## Data for processing
** BEGIN **
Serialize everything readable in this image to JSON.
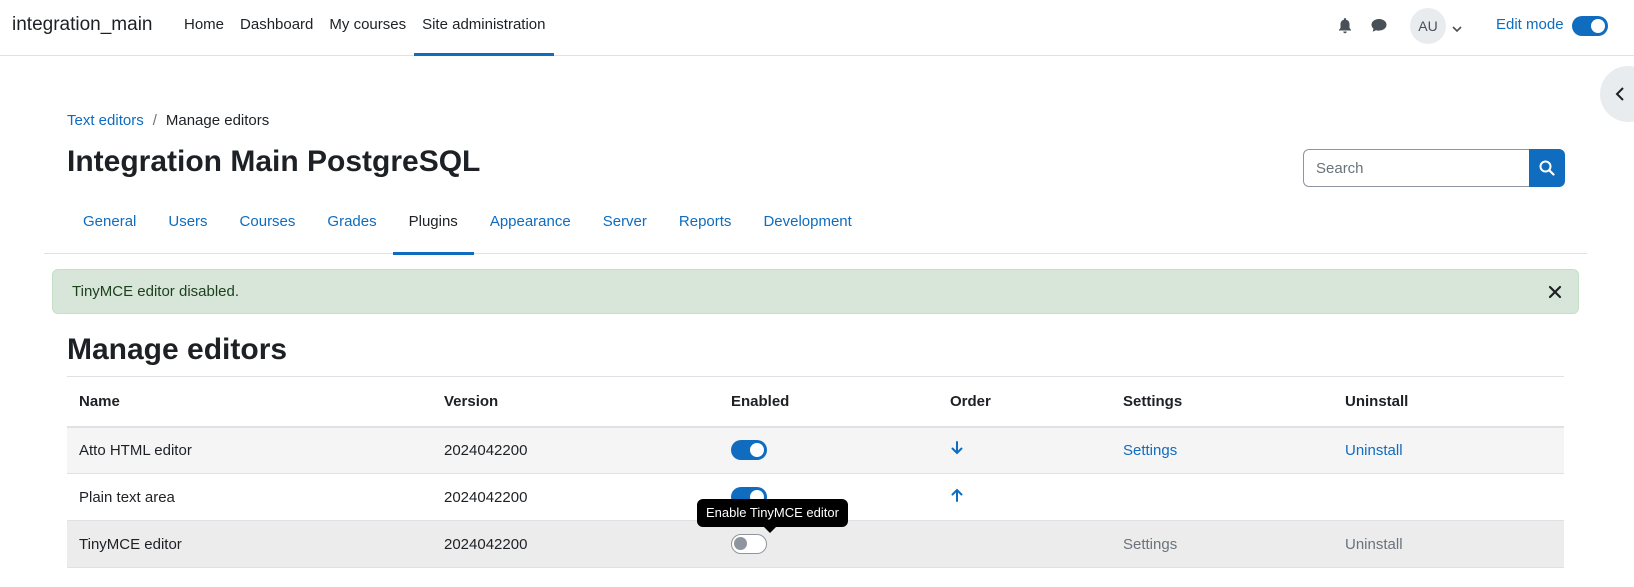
{
  "navbar": {
    "brand": "integration_main",
    "items": [
      {
        "label": "Home"
      },
      {
        "label": "Dashboard"
      },
      {
        "label": "My courses"
      },
      {
        "label": "Site administration",
        "active": true
      }
    ],
    "user_initials": "AU",
    "edit_mode_label": "Edit mode",
    "edit_mode_on": true
  },
  "breadcrumb": {
    "parent": "Text editors",
    "separator": "/",
    "current": "Manage editors"
  },
  "page_title": "Integration Main PostgreSQL",
  "search": {
    "placeholder": "Search"
  },
  "secondary_nav": {
    "tabs": [
      {
        "label": "General"
      },
      {
        "label": "Users"
      },
      {
        "label": "Courses"
      },
      {
        "label": "Grades"
      },
      {
        "label": "Plugins",
        "active": true
      },
      {
        "label": "Appearance"
      },
      {
        "label": "Server"
      },
      {
        "label": "Reports"
      },
      {
        "label": "Development"
      }
    ]
  },
  "alert": {
    "message": "TinyMCE editor disabled."
  },
  "section_title": "Manage editors",
  "table": {
    "headers": {
      "name": "Name",
      "version": "Version",
      "enabled": "Enabled",
      "order": "Order",
      "settings": "Settings",
      "uninstall": "Uninstall"
    },
    "rows": [
      {
        "name": "Atto HTML editor",
        "version": "2024042200",
        "enabled": true,
        "order": "down",
        "settings": "Settings",
        "uninstall": "Uninstall"
      },
      {
        "name": "Plain text area",
        "version": "2024042200",
        "enabled": true,
        "order": "up",
        "settings": "",
        "uninstall": ""
      },
      {
        "name": "TinyMCE editor",
        "version": "2024042200",
        "enabled": false,
        "order": "",
        "settings": "Settings",
        "uninstall": "Uninstall"
      }
    ]
  },
  "tooltip": {
    "text": "Enable TinyMCE editor"
  },
  "colors": {
    "primary": "#0f6cbf",
    "alert_success_bg": "#d7e6d8",
    "text": "#1d2125"
  }
}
** END **
## Goal of the exercise
Images in the data above are to be skipped. Retype all other material exactly.

## Finished answer
Serialize everything readable in this image to JSON.
{
  "navbar": {
    "brand": "integration_main",
    "items": [
      {
        "label": "Home"
      },
      {
        "label": "Dashboard"
      },
      {
        "label": "My courses"
      },
      {
        "label": "Site administration",
        "active": true
      }
    ],
    "user_initials": "AU",
    "edit_mode_label": "Edit mode",
    "edit_mode_on": true
  },
  "breadcrumb": {
    "parent": "Text editors",
    "separator": "/",
    "current": "Manage editors"
  },
  "page_title": "Integration Main PostgreSQL",
  "search": {
    "placeholder": "Search"
  },
  "secondary_nav": {
    "tabs": [
      {
        "label": "General"
      },
      {
        "label": "Users"
      },
      {
        "label": "Courses"
      },
      {
        "label": "Grades"
      },
      {
        "label": "Plugins",
        "active": true
      },
      {
        "label": "Appearance"
      },
      {
        "label": "Server"
      },
      {
        "label": "Reports"
      },
      {
        "label": "Development"
      }
    ]
  },
  "alert": {
    "message": "TinyMCE editor disabled."
  },
  "section_title": "Manage editors",
  "table": {
    "headers": {
      "name": "Name",
      "version": "Version",
      "enabled": "Enabled",
      "order": "Order",
      "settings": "Settings",
      "uninstall": "Uninstall"
    },
    "rows": [
      {
        "name": "Atto HTML editor",
        "version": "2024042200",
        "enabled": true,
        "order": "down",
        "settings": "Settings",
        "uninstall": "Uninstall"
      },
      {
        "name": "Plain text area",
        "version": "2024042200",
        "enabled": true,
        "order": "up",
        "settings": "",
        "uninstall": ""
      },
      {
        "name": "TinyMCE editor",
        "version": "2024042200",
        "enabled": false,
        "order": "",
        "settings": "Settings",
        "uninstall": "Uninstall"
      }
    ]
  },
  "tooltip": {
    "text": "Enable TinyMCE editor"
  },
  "colors": {
    "primary": "#0f6cbf",
    "alert_success_bg": "#d7e6d8",
    "text": "#1d2125"
  }
}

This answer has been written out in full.